─── DATA PROVIDED ───
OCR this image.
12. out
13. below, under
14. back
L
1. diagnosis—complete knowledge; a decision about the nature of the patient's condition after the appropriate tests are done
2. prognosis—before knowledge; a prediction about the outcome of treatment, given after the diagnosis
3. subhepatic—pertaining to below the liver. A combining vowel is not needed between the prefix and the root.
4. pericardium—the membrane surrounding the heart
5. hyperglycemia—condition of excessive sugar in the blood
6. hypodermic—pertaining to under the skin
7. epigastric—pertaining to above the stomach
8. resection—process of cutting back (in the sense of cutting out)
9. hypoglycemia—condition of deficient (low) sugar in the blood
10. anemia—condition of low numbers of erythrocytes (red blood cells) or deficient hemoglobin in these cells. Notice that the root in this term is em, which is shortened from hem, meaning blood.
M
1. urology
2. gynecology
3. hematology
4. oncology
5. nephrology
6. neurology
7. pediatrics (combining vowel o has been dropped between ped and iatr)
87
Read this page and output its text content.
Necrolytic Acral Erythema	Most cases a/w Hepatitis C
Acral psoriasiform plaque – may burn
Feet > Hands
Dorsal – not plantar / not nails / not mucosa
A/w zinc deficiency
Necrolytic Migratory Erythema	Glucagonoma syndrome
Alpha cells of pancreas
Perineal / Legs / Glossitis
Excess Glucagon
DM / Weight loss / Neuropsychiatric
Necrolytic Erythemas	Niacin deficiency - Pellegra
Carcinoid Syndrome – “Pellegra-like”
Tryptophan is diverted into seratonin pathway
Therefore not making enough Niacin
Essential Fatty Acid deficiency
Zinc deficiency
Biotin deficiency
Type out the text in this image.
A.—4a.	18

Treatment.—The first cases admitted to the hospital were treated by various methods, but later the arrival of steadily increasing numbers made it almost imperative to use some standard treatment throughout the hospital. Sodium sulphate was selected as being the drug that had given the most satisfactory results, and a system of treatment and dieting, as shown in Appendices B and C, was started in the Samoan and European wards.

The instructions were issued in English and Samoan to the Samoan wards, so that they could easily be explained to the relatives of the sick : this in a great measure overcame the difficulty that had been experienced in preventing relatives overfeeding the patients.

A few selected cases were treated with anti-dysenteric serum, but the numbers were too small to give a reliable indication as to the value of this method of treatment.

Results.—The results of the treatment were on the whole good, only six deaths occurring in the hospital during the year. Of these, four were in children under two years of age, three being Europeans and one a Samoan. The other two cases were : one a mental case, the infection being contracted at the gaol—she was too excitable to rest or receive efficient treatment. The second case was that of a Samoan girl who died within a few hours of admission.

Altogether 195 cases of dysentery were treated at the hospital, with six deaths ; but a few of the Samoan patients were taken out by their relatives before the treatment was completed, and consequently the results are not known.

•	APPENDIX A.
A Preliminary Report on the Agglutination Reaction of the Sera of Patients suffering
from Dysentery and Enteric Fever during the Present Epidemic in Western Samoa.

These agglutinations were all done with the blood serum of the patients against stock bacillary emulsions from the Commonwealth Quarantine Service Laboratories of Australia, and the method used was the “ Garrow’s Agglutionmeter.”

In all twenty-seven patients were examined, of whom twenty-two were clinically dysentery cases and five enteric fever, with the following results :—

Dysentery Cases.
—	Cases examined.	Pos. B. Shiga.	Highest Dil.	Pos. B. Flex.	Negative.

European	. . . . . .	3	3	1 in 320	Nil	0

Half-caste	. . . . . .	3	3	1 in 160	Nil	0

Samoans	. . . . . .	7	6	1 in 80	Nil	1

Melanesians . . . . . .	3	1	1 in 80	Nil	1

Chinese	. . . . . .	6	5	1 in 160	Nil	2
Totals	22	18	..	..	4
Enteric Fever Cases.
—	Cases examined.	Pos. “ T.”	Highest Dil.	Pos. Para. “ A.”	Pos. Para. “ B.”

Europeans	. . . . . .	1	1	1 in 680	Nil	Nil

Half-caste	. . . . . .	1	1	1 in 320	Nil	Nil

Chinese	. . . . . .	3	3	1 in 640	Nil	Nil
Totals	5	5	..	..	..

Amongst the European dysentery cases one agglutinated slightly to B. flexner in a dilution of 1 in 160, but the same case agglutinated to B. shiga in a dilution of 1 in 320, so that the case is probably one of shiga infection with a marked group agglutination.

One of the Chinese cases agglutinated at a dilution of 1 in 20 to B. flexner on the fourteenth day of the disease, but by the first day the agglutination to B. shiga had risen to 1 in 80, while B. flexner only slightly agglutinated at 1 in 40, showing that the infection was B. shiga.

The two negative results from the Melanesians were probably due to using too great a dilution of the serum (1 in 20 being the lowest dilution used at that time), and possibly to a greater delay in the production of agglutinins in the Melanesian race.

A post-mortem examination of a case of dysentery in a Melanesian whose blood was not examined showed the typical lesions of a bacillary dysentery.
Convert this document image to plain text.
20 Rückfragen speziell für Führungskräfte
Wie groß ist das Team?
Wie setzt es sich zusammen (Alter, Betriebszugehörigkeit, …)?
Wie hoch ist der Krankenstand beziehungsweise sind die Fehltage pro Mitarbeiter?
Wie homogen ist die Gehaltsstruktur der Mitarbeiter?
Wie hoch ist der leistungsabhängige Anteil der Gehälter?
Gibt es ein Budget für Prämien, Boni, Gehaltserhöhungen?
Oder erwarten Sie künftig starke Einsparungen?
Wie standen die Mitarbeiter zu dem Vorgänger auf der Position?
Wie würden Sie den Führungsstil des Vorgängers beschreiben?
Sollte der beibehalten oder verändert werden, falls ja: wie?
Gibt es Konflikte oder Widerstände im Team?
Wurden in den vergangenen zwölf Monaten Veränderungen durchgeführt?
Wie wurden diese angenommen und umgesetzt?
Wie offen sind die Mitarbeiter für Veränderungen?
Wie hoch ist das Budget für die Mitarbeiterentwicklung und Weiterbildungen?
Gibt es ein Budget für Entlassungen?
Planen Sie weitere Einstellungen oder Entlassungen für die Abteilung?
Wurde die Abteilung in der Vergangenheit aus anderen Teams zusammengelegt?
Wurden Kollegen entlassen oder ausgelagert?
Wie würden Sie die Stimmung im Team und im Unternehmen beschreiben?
───
WORK REQUIRED. Output every entry shown above, exactly.

SOLVED PROBLEM.
OCR this image.
12. out
13. below, under
14. back
L
1. diagnosis—complete knowledge; a decision about the nature of the patient's condition after the appropriate tests are done
2. prognosis—before knowledge; a prediction about the outcome of treatment, given after the diagnosis
3. subhepatic—pertaining to below the liver. A combining vowel is not needed between the prefix and the root.
4. pericardium—the membrane surrounding the heart
5. hyperglycemia—condition of excessive sugar in the blood
6. hypodermic—pertaining to under the skin
7. epigastric—pertaining to above the stomach
8. resection—process of cutting back (in the sense of cutting out)
9. hypoglycemia—condition of deficient (low) sugar in the blood
10. anemia—condition of low numbers of erythrocytes (red blood cells) or deficient hemoglobin in these cells. Notice that the root in this term is em, which is shortened from hem, meaning blood.
M
1. urology
2. gynecology
3. hematology
4. oncology
5. nephrology
6. neurology
7. pediatrics (combining vowel o has been dropped between ped and iatr)
87
Read this page and output its text content.
Necrolytic Acral Erythema	Most cases a/w Hepatitis C
Acral psoriasiform plaque – may burn
Feet > Hands
Dorsal – not plantar / not nails / not mucosa
A/w zinc deficiency
Necrolytic Migratory Erythema	Glucagonoma syndrome
Alpha cells of pancreas
Perineal / Legs / Glossitis
Excess Glucagon
DM / Weight loss / Neuropsychiatric
Necrolytic Erythemas	Niacin deficiency - Pellegra
Carcinoid Syndrome – “Pellegra-like”
Tryptophan is diverted into seratonin pathway
Therefore not making enough Niacin
Essential Fatty Acid deficiency
Zinc deficiency
Biotin deficiency
Type out the text in this image.
A.—4a.	18

Treatment.—The first cases admitted to the hospital were treated by various methods, but later the arrival of steadily increasing numbers made it almost imperative to use some standard treatment throughout the hospital. Sodium sulphate was selected as being the drug that had given the most satisfactory results, and a system of treatment and dieting, as shown in Appendices B and C, was started in the Samoan and European wards.

The instructions were issued in English and Samoan to the Samoan wards, so that they could easily be explained to the relatives of the sick : this in a great measure overcame the difficulty that had been experienced in preventing relatives overfeeding the patients.

A few selected cases were treated with anti-dysenteric serum, but the numbers were too small to give a reliable indication as to the value of this method of treatment.

Results.—The results of the treatment were on the whole good, only six deaths occurring in the hospital during the year. Of these, four were in children under two years of age, three being Europeans and one a Samoan. The other two cases were : one a mental case, the infection being contracted at the gaol—she was too excitable to rest or receive efficient treatment. The second case was that of a Samoan girl who died within a few hours of admission.

Altogether 195 cases of dysentery were treated at the hospital, with six deaths ; but a few of the Samoan patients were taken out by their relatives before the treatment was completed, and consequently the results are not known.

•	APPENDIX A.
A Preliminary Report on the Agglutination Reaction of the Sera of Patients suffering
from Dysentery and Enteric Fever during the Present Epidemic in Western Samoa.

These agglutinations were all done with the blood serum of the patients against stock bacillary emulsions from the Commonwealth Quarantine Service Laboratories of Australia, and the method used was the “ Garrow’s Agglutionmeter.”

In all twenty-seven patients were examined, of whom twenty-two were clinically dysentery cases and five enteric fever, with the following results :—

Dysentery Cases.
—	Cases examined.	Pos. B. Shiga.	Highest Dil.	Pos. B. Flex.	Negative.

European	. . . . . .	3	3	1 in 320	Nil	0

Half-caste	. . . . . .	3	3	1 in 160	Nil	0

Samoans	. . . . . .	7	6	1 in 80	Nil	1

Melanesians . . . . . .	3	1	1 in 80	Nil	1

Chinese	. . . . . .	6	5	1 in 160	Nil	2
Totals	22	18	..	..	4
Enteric Fever Cases.
—	Cases examined.	Pos. “ T.”	Highest Dil.	Pos. Para. “ A.”	Pos. Para. “ B.”

Europeans	. . . . . .	1	1	1 in 680	Nil	Nil

Half-caste	. . . . . .	1	1	1 in 320	Nil	Nil

Chinese	. . . . . .	3	3	1 in 640	Nil	Nil
Totals	5	5	..	..	..

Amongst the European dysentery cases one agglutinated slightly to B. flexner in a dilution of 1 in 160, but the same case agglutinated to B. shiga in a dilution of 1 in 320, so that the case is probably one of shiga infection with a marked group agglutination.

One of the Chinese cases agglutinated at a dilution of 1 in 20 to B. flexner on the fourteenth day of the disease, but by the first day the agglutination to B. shiga had risen to 1 in 80, while B. flexner only slightly agglutinated at 1 in 40, showing that the infection was B. shiga.

The two negative results from the Melanesians were probably due to using too great a dilution of the serum (1 in 20 being the lowest dilution used at that time), and possibly to a greater delay in the production of agglutinins in the Melanesian race.

A post-mortem examination of a case of dysentery in a Melanesian whose blood was not examined showed the typical lesions of a bacillary dysentery.
Convert this document image to plain text.
20 Rückfragen speziell für Führungskräfte
Wie groß ist das Team?
Wie setzt es sich zusammen (Alter, Betriebszugehörigkeit, …)?
Wie hoch ist der Krankenstand beziehungsweise sind die Fehltage pro Mitarbeiter?
Wie homogen ist die Gehaltsstruktur der Mitarbeiter?
Wie hoch ist der leistungsabhängige Anteil der Gehälter?
Gibt es ein Budget für Prämien, Boni, Gehaltserhöhungen?
Oder erwarten Sie künftig starke Einsparungen?
Wie standen die Mitarbeiter zu dem Vorgänger auf der Position?
Wie würden Sie den Führungsstil des Vorgängers beschreiben?
Sollte der beibehalten oder verändert werden, falls ja: wie?
Gibt es Konflikte oder Widerstände im Team?
Wurden in den vergangenen zwölf Monaten Veränderungen durchgeführt?
Wie wurden diese angenommen und umgesetzt?
Wie offen sind die Mitarbeiter für Veränderungen?
Wie hoch ist das Budget für die Mitarbeiterentwicklung und Weiterbildungen?
Gibt es ein Budget für Entlassungen?
Planen Sie weitere Einstellungen oder Entlassungen für die Abteilung?
Wurde die Abteilung in der Vergangenheit aus anderen Teams zusammengelegt?
Wurden Kollegen entlassen oder ausgelagert?
Wie würden Sie die Stimmung im Team und im Unternehmen beschreiben?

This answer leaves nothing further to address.